LISTING

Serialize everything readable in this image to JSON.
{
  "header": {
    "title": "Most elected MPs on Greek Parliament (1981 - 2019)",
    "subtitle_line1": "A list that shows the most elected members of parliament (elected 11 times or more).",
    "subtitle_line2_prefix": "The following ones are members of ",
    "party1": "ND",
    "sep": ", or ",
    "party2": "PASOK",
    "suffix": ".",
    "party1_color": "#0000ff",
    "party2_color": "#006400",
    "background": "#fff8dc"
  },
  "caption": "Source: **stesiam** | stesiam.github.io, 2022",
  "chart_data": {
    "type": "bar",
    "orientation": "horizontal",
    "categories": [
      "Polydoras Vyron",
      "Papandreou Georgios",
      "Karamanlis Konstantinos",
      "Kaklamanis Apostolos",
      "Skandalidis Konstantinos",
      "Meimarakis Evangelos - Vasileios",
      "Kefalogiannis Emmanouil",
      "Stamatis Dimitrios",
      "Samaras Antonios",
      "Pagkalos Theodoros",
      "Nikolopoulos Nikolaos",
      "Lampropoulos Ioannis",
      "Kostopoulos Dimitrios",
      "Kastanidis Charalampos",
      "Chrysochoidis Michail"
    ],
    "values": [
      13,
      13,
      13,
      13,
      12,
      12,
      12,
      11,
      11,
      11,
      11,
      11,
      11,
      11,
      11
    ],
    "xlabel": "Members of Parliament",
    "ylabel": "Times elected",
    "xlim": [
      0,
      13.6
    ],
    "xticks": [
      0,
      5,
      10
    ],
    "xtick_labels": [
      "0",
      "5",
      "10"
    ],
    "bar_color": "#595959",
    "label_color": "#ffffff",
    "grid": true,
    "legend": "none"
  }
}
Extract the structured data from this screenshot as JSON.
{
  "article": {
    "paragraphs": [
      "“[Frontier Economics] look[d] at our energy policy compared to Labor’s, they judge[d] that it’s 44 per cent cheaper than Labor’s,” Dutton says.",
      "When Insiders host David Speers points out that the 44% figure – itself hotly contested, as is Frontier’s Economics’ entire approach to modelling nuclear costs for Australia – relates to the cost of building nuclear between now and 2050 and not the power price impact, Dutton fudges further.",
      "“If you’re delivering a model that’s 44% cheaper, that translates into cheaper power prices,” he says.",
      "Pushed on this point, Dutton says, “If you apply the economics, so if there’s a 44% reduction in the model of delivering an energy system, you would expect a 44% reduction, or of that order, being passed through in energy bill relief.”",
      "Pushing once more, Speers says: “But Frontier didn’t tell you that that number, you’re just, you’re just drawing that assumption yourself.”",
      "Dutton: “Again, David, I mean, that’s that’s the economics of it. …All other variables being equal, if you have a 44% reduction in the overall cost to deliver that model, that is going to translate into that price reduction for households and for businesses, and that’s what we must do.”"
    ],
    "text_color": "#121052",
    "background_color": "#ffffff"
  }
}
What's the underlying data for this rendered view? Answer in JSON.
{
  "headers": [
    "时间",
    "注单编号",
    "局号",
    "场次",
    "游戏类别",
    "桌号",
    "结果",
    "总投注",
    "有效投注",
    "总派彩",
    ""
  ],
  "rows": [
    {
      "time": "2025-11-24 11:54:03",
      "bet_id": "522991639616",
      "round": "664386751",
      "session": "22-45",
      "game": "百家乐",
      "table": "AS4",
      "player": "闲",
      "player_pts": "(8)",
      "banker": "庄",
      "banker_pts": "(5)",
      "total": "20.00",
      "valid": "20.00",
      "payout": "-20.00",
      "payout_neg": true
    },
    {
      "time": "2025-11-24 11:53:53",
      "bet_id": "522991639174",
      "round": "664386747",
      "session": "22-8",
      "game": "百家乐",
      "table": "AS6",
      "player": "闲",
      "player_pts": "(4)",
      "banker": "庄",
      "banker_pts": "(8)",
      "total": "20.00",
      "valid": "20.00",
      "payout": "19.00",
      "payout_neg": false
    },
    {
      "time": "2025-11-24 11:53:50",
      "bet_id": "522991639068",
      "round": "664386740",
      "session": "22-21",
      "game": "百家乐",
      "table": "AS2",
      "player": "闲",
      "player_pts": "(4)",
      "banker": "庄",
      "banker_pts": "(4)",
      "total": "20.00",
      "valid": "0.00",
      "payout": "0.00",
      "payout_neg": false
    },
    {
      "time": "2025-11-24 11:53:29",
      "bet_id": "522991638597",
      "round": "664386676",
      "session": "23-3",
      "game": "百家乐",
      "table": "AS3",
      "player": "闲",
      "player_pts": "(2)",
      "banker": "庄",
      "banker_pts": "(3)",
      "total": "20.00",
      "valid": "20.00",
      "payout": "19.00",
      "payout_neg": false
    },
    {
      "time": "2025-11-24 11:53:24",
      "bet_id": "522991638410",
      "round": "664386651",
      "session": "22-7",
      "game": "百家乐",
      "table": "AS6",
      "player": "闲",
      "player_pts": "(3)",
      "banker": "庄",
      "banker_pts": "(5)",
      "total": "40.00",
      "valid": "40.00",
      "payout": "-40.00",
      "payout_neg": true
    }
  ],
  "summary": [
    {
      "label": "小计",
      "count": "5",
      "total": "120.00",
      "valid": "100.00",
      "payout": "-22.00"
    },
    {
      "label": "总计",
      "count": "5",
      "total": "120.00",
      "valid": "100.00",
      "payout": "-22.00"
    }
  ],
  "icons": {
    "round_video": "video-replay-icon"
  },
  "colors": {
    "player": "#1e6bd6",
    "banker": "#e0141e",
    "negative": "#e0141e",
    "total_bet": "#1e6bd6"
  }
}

REQUIREMENTS
Extract every line above exactly as it stands.

TASK SOLUTION
Serialize everything readable in this image to JSON.
{
  "header": {
    "title": "Most elected MPs on Greek Parliament (1981 - 2019)",
    "subtitle_line1": "A list that shows the most elected members of parliament (elected 11 times or more).",
    "subtitle_line2_prefix": "The following ones are members of ",
    "party1": "ND",
    "sep": ", or ",
    "party2": "PASOK",
    "suffix": ".",
    "party1_color": "#0000ff",
    "party2_color": "#006400",
    "background": "#fff8dc"
  },
  "caption": "Source: **stesiam** | stesiam.github.io, 2022",
  "chart_data": {
    "type": "bar",
    "orientation": "horizontal",
    "categories": [
      "Polydoras Vyron",
      "Papandreou Georgios",
      "Karamanlis Konstantinos",
      "Kaklamanis Apostolos",
      "Skandalidis Konstantinos",
      "Meimarakis Evangelos - Vasileios",
      "Kefalogiannis Emmanouil",
      "Stamatis Dimitrios",
      "Samaras Antonios",
      "Pagkalos Theodoros",
      "Nikolopoulos Nikolaos",
      "Lampropoulos Ioannis",
      "Kostopoulos Dimitrios",
      "Kastanidis Charalampos",
      "Chrysochoidis Michail"
    ],
    "values": [
      13,
      13,
      13,
      13,
      12,
      12,
      12,
      11,
      11,
      11,
      11,
      11,
      11,
      11,
      11
    ],
    "xlabel": "Members of Parliament",
    "ylabel": "Times elected",
    "xlim": [
      0,
      13.6
    ],
    "xticks": [
      0,
      5,
      10
    ],
    "xtick_labels": [
      "0",
      "5",
      "10"
    ],
    "bar_color": "#595959",
    "label_color": "#ffffff",
    "grid": true,
    "legend": "none"
  }
}
Extract the structured data from this screenshot as JSON.
{
  "article": {
    "paragraphs": [
      "“[Frontier Economics] look[d] at our energy policy compared to Labor’s, they judge[d] that it’s 44 per cent cheaper than Labor’s,” Dutton says.",
      "When Insiders host David Speers points out that the 44% figure – itself hotly contested, as is Frontier’s Economics’ entire approach to modelling nuclear costs for Australia – relates to the cost of building nuclear between now and 2050 and not the power price impact, Dutton fudges further.",
      "“If you’re delivering a model that’s 44% cheaper, that translates into cheaper power prices,” he says.",
      "Pushed on this point, Dutton says, “If you apply the economics, so if there’s a 44% reduction in the model of delivering an energy system, you would expect a 44% reduction, or of that order, being passed through in energy bill relief.”",
      "Pushing once more, Speers says: “But Frontier didn’t tell you that that number, you’re just, you’re just drawing that assumption yourself.”",
      "Dutton: “Again, David, I mean, that’s that’s the economics of it. …All other variables being equal, if you have a 44% reduction in the overall cost to deliver that model, that is going to translate into that price reduction for households and for businesses, and that’s what we must do.”"
    ],
    "text_color": "#121052",
    "background_color": "#ffffff"
  }
}
What's the underlying data for this rendered view? Answer in JSON.
{
  "headers": [
    "时间",
    "注单编号",
    "局号",
    "场次",
    "游戏类别",
    "桌号",
    "结果",
    "总投注",
    "有效投注",
    "总派彩",
    ""
  ],
  "rows": [
    {
      "time": "2025-11-24 11:54:03",
      "bet_id": "522991639616",
      "round": "664386751",
      "session": "22-45",
      "game": "百家乐",
      "table": "AS4",
      "player": "闲",
      "player_pts": "(8)",
      "banker": "庄",
      "banker_pts": "(5)",
      "total": "20.00",
      "valid": "20.00",
      "payout": "-20.00",
      "payout_neg": true
    },
    {
      "time": "2025-11-24 11:53:53",
      "bet_id": "522991639174",
      "round": "664386747",
      "session": "22-8",
      "game": "百家乐",
      "table": "AS6",
      "player": "闲",
      "player_pts": "(4)",
      "banker": "庄",
      "banker_pts": "(8)",
      "total": "20.00",
      "valid": "20.00",
      "payout": "19.00",
      "payout_neg": false
    },
    {
      "time": "2025-11-24 11:53:50",
      "bet_id": "522991639068",
      "round": "664386740",
      "session": "22-21",
      "game": "百家乐",
      "table": "AS2",
      "player": "闲",
      "player_pts": "(4)",
      "banker": "庄",
      "banker_pts": "(4)",
      "total": "20.00",
      "valid": "0.00",
      "payout": "0.00",
      "payout_neg": false
    },
    {
      "time": "2025-11-24 11:53:29",
      "bet_id": "522991638597",
      "round": "664386676",
      "session": "23-3",
      "game": "百家乐",
      "table": "AS3",
      "player": "闲",
      "player_pts": "(2)",
      "banker": "庄",
      "banker_pts": "(3)",
      "total": "20.00",
      "valid": "20.00",
      "payout": "19.00",
      "payout_neg": false
    },
    {
      "time": "2025-11-24 11:53:24",
      "bet_id": "522991638410",
      "round": "664386651",
      "session": "22-7",
      "game": "百家乐",
      "table": "AS6",
      "player": "闲",
      "player_pts": "(3)",
      "banker": "庄",
      "banker_pts": "(5)",
      "total": "40.00",
      "valid": "40.00",
      "payout": "-40.00",
      "payout_neg": true
    }
  ],
  "summary": [
    {
      "label": "小计",
      "count": "5",
      "total": "120.00",
      "valid": "100.00",
      "payout": "-22.00"
    },
    {
      "label": "总计",
      "count": "5",
      "total": "120.00",
      "valid": "100.00",
      "payout": "-22.00"
    }
  ],
  "icons": {
    "round_video": "video-replay-icon"
  },
  "colors": {
    "player": "#1e6bd6",
    "banker": "#e0141e",
    "negative": "#e0141e",
    "total_bet": "#1e6bd6"
  }
}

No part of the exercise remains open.